• [Exercise] Please print each record that follows precisely as it appears.

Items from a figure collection
· · · · ·

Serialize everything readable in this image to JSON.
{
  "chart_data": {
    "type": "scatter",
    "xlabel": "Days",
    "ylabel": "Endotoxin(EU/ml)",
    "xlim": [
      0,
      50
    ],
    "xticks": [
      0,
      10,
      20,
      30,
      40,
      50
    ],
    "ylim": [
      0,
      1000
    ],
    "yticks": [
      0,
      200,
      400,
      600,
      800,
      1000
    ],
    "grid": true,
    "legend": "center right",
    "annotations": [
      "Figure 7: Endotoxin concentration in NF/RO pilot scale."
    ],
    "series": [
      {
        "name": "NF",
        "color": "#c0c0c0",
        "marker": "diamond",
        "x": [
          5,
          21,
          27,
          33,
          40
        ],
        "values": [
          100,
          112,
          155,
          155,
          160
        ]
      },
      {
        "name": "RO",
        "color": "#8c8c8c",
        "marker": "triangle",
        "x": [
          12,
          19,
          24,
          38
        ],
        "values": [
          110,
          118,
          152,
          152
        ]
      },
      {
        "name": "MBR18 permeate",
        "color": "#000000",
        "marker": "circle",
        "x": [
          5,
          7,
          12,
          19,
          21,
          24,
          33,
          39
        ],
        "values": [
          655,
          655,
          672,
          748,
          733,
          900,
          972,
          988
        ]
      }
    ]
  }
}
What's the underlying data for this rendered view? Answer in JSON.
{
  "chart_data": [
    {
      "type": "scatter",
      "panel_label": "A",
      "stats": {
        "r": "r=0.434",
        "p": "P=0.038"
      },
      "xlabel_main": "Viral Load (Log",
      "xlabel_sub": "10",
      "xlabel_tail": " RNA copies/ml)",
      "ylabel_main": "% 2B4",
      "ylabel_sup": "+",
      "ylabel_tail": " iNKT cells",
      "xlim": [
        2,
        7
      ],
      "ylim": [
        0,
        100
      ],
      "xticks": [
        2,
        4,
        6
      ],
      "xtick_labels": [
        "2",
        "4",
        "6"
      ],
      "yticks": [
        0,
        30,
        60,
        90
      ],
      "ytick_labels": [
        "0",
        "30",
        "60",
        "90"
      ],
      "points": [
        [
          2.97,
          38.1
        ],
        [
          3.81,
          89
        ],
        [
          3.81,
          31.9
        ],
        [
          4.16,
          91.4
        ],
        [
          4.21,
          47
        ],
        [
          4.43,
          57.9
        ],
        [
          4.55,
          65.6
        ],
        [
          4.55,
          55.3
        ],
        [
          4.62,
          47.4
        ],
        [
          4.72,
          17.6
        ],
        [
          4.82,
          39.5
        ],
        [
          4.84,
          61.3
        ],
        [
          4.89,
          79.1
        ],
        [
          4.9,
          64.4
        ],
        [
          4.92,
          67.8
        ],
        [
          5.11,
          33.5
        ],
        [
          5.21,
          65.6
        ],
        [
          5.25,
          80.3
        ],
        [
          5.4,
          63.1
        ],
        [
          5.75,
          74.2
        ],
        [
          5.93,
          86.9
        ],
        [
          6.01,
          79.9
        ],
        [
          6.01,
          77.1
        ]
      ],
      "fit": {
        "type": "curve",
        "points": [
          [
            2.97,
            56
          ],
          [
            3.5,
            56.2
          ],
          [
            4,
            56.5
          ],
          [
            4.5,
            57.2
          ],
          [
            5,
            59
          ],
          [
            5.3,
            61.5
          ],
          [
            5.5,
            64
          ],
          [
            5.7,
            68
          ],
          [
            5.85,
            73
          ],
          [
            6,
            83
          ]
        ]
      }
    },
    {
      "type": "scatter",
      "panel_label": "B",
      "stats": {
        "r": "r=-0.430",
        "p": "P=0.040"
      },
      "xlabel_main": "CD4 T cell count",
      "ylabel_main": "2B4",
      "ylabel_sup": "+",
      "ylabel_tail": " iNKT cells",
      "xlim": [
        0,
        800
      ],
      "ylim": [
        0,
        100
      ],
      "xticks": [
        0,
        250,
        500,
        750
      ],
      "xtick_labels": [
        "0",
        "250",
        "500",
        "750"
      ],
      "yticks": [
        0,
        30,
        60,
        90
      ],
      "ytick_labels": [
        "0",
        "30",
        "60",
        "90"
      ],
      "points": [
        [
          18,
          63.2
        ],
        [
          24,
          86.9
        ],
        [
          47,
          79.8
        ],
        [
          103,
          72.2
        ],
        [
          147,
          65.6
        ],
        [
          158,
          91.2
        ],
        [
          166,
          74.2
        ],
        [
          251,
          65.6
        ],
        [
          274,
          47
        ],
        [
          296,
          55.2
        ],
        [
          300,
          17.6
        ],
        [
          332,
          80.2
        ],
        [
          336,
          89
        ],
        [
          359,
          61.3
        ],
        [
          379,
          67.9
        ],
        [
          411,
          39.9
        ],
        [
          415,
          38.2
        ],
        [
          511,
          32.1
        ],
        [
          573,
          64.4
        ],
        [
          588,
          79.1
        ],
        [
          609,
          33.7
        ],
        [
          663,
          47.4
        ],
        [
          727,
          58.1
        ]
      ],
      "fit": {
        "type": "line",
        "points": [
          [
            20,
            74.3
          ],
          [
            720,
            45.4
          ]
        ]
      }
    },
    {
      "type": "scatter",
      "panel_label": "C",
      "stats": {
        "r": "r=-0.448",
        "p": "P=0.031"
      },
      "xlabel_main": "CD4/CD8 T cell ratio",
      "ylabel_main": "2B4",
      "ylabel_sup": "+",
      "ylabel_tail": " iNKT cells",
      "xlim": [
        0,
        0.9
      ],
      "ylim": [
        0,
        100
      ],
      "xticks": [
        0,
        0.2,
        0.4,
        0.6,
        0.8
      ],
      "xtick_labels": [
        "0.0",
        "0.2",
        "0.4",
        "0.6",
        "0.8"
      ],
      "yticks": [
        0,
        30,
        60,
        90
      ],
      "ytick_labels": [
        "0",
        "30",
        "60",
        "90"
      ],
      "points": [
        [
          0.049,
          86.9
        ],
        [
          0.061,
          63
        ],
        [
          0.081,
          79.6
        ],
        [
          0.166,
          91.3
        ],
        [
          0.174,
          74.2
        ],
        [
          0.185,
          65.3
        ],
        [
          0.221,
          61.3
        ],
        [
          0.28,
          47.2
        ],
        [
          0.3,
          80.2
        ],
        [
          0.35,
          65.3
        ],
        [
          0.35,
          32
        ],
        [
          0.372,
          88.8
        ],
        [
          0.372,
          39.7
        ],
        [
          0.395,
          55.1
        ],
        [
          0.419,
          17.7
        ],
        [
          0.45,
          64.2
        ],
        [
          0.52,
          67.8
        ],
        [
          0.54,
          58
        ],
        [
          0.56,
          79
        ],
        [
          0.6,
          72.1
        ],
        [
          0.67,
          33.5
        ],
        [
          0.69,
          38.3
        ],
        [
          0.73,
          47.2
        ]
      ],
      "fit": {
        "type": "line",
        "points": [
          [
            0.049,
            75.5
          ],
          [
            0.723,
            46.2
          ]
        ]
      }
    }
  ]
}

· · · · ·

• [Solution to this task]
Serialize everything readable in this image to JSON.
{
  "chart_data": {
    "type": "scatter",
    "xlabel": "Days",
    "ylabel": "Endotoxin(EU/ml)",
    "xlim": [
      0,
      50
    ],
    "xticks": [
      0,
      10,
      20,
      30,
      40,
      50
    ],
    "ylim": [
      0,
      1000
    ],
    "yticks": [
      0,
      200,
      400,
      600,
      800,
      1000
    ],
    "grid": true,
    "legend": "center right",
    "annotations": [
      "Figure 7: Endotoxin concentration in NF/RO pilot scale."
    ],
    "series": [
      {
        "name": "NF",
        "color": "#c0c0c0",
        "marker": "diamond",
        "x": [
          5,
          21,
          27,
          33,
          40
        ],
        "values": [
          100,
          112,
          155,
          155,
          160
        ]
      },
      {
        "name": "RO",
        "color": "#8c8c8c",
        "marker": "triangle",
        "x": [
          12,
          19,
          24,
          38
        ],
        "values": [
          110,
          118,
          152,
          152
        ]
      },
      {
        "name": "MBR18 permeate",
        "color": "#000000",
        "marker": "circle",
        "x": [
          5,
          7,
          12,
          19,
          21,
          24,
          33,
          39
        ],
        "values": [
          655,
          655,
          672,
          748,
          733,
          900,
          972,
          988
        ]
      }
    ]
  }
}
What's the underlying data for this rendered view? Answer in JSON.
{
  "chart_data": [
    {
      "type": "scatter",
      "panel_label": "A",
      "stats": {
        "r": "r=0.434",
        "p": "P=0.038"
      },
      "xlabel_main": "Viral Load (Log",
      "xlabel_sub": "10",
      "xlabel_tail": " RNA copies/ml)",
      "ylabel_main": "% 2B4",
      "ylabel_sup": "+",
      "ylabel_tail": " iNKT cells",
      "xlim": [
        2,
        7
      ],
      "ylim": [
        0,
        100
      ],
      "xticks": [
        2,
        4,
        6
      ],
      "xtick_labels": [
        "2",
        "4",
        "6"
      ],
      "yticks": [
        0,
        30,
        60,
        90
      ],
      "ytick_labels": [
        "0",
        "30",
        "60",
        "90"
      ],
      "points": [
        [
          2.97,
          38.1
        ],
        [
          3.81,
          89
        ],
        [
          3.81,
          31.9
        ],
        [
          4.16,
          91.4
        ],
        [
          4.21,
          47
        ],
        [
          4.43,
          57.9
        ],
        [
          4.55,
          65.6
        ],
        [
          4.55,
          55.3
        ],
        [
          4.62,
          47.4
        ],
        [
          4.72,
          17.6
        ],
        [
          4.82,
          39.5
        ],
        [
          4.84,
          61.3
        ],
        [
          4.89,
          79.1
        ],
        [
          4.9,
          64.4
        ],
        [
          4.92,
          67.8
        ],
        [
          5.11,
          33.5
        ],
        [
          5.21,
          65.6
        ],
        [
          5.25,
          80.3
        ],
        [
          5.4,
          63.1
        ],
        [
          5.75,
          74.2
        ],
        [
          5.93,
          86.9
        ],
        [
          6.01,
          79.9
        ],
        [
          6.01,
          77.1
        ]
      ],
      "fit": {
        "type": "curve",
        "points": [
          [
            2.97,
            56
          ],
          [
            3.5,
            56.2
          ],
          [
            4,
            56.5
          ],
          [
            4.5,
            57.2
          ],
          [
            5,
            59
          ],
          [
            5.3,
            61.5
          ],
          [
            5.5,
            64
          ],
          [
            5.7,
            68
          ],
          [
            5.85,
            73
          ],
          [
            6,
            83
          ]
        ]
      }
    },
    {
      "type": "scatter",
      "panel_label": "B",
      "stats": {
        "r": "r=-0.430",
        "p": "P=0.040"
      },
      "xlabel_main": "CD4 T cell count",
      "ylabel_main": "2B4",
      "ylabel_sup": "+",
      "ylabel_tail": " iNKT cells",
      "xlim": [
        0,
        800
      ],
      "ylim": [
        0,
        100
      ],
      "xticks": [
        0,
        250,
        500,
        750
      ],
      "xtick_labels": [
        "0",
        "250",
        "500",
        "750"
      ],
      "yticks": [
        0,
        30,
        60,
        90
      ],
      "ytick_labels": [
        "0",
        "30",
        "60",
        "90"
      ],
      "points": [
        [
          18,
          63.2
        ],
        [
          24,
          86.9
        ],
        [
          47,
          79.8
        ],
        [
          103,
          72.2
        ],
        [
          147,
          65.6
        ],
        [
          158,
          91.2
        ],
        [
          166,
          74.2
        ],
        [
          251,
          65.6
        ],
        [
          274,
          47
        ],
        [
          296,
          55.2
        ],
        [
          300,
          17.6
        ],
        [
          332,
          80.2
        ],
        [
          336,
          89
        ],
        [
          359,
          61.3
        ],
        [
          379,
          67.9
        ],
        [
          411,
          39.9
        ],
        [
          415,
          38.2
        ],
        [
          511,
          32.1
        ],
        [
          573,
          64.4
        ],
        [
          588,
          79.1
        ],
        [
          609,
          33.7
        ],
        [
          663,
          47.4
        ],
        [
          727,
          58.1
        ]
      ],
      "fit": {
        "type": "line",
        "points": [
          [
            20,
            74.3
          ],
          [
            720,
            45.4
          ]
        ]
      }
    },
    {
      "type": "scatter",
      "panel_label": "C",
      "stats": {
        "r": "r=-0.448",
        "p": "P=0.031"
      },
      "xlabel_main": "CD4/CD8 T cell ratio",
      "ylabel_main": "2B4",
      "ylabel_sup": "+",
      "ylabel_tail": " iNKT cells",
      "xlim": [
        0,
        0.9
      ],
      "ylim": [
        0,
        100
      ],
      "xticks": [
        0,
        0.2,
        0.4,
        0.6,
        0.8
      ],
      "xtick_labels": [
        "0.0",
        "0.2",
        "0.4",
        "0.6",
        "0.8"
      ],
      "yticks": [
        0,
        30,
        60,
        90
      ],
      "ytick_labels": [
        "0",
        "30",
        "60",
        "90"
      ],
      "points": [
        [
          0.049,
          86.9
        ],
        [
          0.061,
          63
        ],
        [
          0.081,
          79.6
        ],
        [
          0.166,
          91.3
        ],
        [
          0.174,
          74.2
        ],
        [
          0.185,
          65.3
        ],
        [
          0.221,
          61.3
        ],
        [
          0.28,
          47.2
        ],
        [
          0.3,
          80.2
        ],
        [
          0.35,
          65.3
        ],
        [
          0.35,
          32
        ],
        [
          0.372,
          88.8
        ],
        [
          0.372,
          39.7
        ],
        [
          0.395,
          55.1
        ],
        [
          0.419,
          17.7
        ],
        [
          0.45,
          64.2
        ],
        [
          0.52,
          67.8
        ],
        [
          0.54,
          58
        ],
        [
          0.56,
          79
        ],
        [
          0.6,
          72.1
        ],
        [
          0.67,
          33.5
        ],
        [
          0.69,
          38.3
        ],
        [
          0.73,
          47.2
        ]
      ],
      "fit": {
        "type": "line",
        "points": [
          [
            0.049,
            75.5
          ],
          [
            0.723,
            46.2
          ]
        ]
      }
    }
  ]
}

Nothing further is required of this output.